'''

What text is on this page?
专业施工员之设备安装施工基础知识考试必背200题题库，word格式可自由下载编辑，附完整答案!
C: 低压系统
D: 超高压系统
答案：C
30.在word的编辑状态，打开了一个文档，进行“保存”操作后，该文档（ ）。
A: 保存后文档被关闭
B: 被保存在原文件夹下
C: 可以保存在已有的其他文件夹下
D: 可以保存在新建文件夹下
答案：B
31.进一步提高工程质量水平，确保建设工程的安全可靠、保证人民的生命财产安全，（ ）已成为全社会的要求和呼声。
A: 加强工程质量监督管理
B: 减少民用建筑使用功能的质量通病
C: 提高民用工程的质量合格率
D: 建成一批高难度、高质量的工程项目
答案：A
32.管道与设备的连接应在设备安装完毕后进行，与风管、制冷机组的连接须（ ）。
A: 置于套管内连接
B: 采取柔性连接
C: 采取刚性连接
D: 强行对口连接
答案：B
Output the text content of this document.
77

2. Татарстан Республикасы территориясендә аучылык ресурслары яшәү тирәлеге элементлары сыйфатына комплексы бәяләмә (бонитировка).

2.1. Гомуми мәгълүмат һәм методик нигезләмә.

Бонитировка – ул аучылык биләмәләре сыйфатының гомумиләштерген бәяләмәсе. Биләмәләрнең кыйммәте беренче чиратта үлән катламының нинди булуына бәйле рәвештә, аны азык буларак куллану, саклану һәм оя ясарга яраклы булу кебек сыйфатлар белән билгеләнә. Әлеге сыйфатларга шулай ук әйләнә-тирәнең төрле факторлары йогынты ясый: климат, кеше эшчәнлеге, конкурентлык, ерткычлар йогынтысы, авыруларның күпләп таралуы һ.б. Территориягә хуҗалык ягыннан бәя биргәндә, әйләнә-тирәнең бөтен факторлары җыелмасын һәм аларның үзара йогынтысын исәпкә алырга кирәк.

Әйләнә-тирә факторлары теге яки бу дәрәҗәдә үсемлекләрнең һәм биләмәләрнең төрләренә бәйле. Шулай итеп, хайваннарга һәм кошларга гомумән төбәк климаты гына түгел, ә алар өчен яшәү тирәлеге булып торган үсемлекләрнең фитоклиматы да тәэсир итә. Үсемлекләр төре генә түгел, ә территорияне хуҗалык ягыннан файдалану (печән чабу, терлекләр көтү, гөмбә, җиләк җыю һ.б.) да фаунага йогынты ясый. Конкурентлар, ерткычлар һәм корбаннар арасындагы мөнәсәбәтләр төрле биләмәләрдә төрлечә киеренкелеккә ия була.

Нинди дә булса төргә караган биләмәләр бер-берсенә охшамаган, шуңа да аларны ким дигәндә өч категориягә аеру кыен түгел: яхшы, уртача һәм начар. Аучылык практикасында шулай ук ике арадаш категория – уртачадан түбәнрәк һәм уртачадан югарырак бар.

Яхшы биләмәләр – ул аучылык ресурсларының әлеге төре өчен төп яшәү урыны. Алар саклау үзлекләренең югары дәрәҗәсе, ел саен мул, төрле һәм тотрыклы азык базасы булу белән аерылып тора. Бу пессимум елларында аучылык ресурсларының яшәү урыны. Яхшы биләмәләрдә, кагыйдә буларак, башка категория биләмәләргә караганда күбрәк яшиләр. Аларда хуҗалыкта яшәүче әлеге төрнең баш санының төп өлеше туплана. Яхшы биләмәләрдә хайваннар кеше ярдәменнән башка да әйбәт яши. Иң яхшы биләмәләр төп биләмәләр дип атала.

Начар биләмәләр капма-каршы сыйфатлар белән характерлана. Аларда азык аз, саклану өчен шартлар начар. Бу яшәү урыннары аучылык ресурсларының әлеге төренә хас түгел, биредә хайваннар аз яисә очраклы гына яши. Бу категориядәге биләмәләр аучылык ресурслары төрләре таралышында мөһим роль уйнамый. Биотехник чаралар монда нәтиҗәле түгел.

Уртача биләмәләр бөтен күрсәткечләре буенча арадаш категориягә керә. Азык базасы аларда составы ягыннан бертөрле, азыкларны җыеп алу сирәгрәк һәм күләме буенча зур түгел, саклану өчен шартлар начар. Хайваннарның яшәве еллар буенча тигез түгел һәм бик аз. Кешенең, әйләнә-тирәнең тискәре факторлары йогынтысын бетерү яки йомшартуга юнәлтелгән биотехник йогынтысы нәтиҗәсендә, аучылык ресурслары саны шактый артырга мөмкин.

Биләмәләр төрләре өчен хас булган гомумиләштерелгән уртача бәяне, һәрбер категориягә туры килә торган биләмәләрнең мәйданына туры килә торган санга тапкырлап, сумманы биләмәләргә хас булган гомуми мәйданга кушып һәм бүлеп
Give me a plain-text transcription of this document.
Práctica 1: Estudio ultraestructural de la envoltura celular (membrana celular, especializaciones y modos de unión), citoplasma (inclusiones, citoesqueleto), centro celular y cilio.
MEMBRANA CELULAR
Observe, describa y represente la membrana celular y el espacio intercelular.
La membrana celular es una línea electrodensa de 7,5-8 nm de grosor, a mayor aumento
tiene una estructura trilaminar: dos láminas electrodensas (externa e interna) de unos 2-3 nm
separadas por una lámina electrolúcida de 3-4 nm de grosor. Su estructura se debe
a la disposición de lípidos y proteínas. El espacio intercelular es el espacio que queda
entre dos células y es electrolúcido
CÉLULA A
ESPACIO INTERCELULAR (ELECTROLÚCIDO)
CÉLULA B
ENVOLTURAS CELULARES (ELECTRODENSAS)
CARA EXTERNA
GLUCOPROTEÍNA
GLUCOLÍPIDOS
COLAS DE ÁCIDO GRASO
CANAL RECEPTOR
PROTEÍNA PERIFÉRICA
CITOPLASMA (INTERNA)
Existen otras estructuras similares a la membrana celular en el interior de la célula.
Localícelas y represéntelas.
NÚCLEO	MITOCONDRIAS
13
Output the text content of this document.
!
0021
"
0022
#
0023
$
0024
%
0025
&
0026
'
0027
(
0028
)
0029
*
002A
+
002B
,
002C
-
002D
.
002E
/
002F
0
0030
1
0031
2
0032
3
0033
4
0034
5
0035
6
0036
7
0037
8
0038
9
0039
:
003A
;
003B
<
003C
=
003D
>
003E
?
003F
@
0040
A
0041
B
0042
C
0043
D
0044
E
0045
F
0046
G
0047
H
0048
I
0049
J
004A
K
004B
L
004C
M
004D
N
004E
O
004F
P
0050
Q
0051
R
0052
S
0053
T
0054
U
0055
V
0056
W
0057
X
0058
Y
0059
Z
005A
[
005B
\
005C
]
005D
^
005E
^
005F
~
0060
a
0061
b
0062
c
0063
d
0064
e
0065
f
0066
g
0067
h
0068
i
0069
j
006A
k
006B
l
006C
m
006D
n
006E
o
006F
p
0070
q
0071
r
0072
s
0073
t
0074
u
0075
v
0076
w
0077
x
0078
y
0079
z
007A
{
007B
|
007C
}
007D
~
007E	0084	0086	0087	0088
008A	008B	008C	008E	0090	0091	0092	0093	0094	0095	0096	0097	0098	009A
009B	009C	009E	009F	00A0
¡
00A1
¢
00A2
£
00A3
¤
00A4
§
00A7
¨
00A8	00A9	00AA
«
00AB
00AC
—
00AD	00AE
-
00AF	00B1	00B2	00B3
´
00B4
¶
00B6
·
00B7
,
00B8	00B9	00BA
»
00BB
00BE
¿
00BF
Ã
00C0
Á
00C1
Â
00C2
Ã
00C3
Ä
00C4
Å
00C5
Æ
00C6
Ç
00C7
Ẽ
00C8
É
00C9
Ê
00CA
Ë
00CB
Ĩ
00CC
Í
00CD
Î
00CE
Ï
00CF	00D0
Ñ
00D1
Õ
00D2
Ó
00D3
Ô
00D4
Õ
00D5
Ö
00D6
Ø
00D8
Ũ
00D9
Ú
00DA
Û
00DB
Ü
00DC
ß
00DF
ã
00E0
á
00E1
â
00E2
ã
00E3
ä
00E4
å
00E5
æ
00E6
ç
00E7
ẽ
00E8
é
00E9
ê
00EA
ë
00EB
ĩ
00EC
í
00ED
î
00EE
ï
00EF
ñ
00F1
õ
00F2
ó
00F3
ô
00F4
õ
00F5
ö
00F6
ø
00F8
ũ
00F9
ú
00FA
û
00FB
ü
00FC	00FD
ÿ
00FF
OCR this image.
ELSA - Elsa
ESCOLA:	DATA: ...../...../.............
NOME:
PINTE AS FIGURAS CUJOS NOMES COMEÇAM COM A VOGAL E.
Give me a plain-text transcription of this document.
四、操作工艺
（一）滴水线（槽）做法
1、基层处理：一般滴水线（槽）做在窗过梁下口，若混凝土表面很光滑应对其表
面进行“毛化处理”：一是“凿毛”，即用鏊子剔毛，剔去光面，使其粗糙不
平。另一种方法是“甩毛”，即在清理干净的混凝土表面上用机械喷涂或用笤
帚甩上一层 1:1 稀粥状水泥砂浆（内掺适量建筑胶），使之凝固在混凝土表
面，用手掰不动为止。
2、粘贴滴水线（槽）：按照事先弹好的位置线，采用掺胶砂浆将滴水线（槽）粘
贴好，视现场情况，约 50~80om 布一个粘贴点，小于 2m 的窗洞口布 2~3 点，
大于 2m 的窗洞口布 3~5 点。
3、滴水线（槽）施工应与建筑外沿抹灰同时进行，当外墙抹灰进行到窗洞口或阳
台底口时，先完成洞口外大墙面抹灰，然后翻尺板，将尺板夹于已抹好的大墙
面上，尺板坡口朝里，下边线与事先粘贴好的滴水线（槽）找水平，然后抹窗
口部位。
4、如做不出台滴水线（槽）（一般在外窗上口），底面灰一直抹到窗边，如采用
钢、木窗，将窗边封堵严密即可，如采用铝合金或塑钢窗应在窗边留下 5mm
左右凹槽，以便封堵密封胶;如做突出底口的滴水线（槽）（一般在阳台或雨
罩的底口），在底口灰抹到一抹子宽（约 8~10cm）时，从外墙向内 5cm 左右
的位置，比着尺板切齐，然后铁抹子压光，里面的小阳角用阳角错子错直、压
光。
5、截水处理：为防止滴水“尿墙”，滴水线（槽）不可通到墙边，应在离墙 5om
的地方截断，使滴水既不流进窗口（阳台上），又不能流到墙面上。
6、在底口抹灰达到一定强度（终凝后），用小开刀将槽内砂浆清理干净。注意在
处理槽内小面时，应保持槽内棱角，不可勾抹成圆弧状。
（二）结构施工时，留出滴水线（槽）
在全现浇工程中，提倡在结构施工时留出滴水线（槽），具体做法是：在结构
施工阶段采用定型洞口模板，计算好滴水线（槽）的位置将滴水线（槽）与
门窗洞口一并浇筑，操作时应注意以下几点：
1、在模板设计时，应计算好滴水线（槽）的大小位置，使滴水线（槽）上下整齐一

'''

■ WHAT YOU ARE ASKED TO DO
Copy each line of the records that contains the word "саклану".

■ RESULT FOR THIS EXERCISE
Бонитировка – ул аучылык биләмәләре сыйфатының гомумиләштерген бәяләмәсе. Биләмәләрнең кыйммәте беренче чиратта үлән катламының нинди булуына бәйле рәвештә, аны азык буларак куллану, саклану һәм оя ясарга яраклы булу кебек сыйфатлар белән билгеләнә. Әлеге сыйфатларга шулай ук әйләнә-тирәнең төрле факторлары йогынты ясый: климат, кеше эшчәнлеге, конкурентлык, ерткычлар йогынтысы, авыруларның күпләп таралуы һ.б. Территориягә хуҗалык ягыннан бәя биргәндә, әйләнә-тирәнең бөтен факторлары җыелмасын һәм аларның үзара йогынтысын исәпкә алырга кирәк.
Начар биләмәләр капма-каршы сыйфатлар белән характерлана. Аларда азык аз, саклану өчен шартлар начар. Бу яшәү урыннары аучылык ресурсларының әлеге төренә хас түгел, биредә хайваннар аз яисә очраклы гына яши. Бу категориядәге биләмәләр аучылык ресурслары төрләре таралышында мөһим роль уйнамый. Биотехник чаралар монда нәтиҗәле түгел.
Уртача биләмәләр бөтен күрсәткечләре буенча арадаш категориягә керә. Азык базасы аларда составы ягыннан бертөрле, азыкларны җыеп алу сирәгрәк һәм күләме буенча зур түгел, саклану өчен шартлар начар. Хайваннарның яшәве еллар буенча тигез түгел һәм бик аз. Кешенең, әйләнә-тирәнең тискәре факторлары йогынтысын бетерү яки йомшартуга юнәлтелгән биотехник йогынтысы нәтиҗәсендә, аучылык ресурслары саны шактый артырга мөмкин.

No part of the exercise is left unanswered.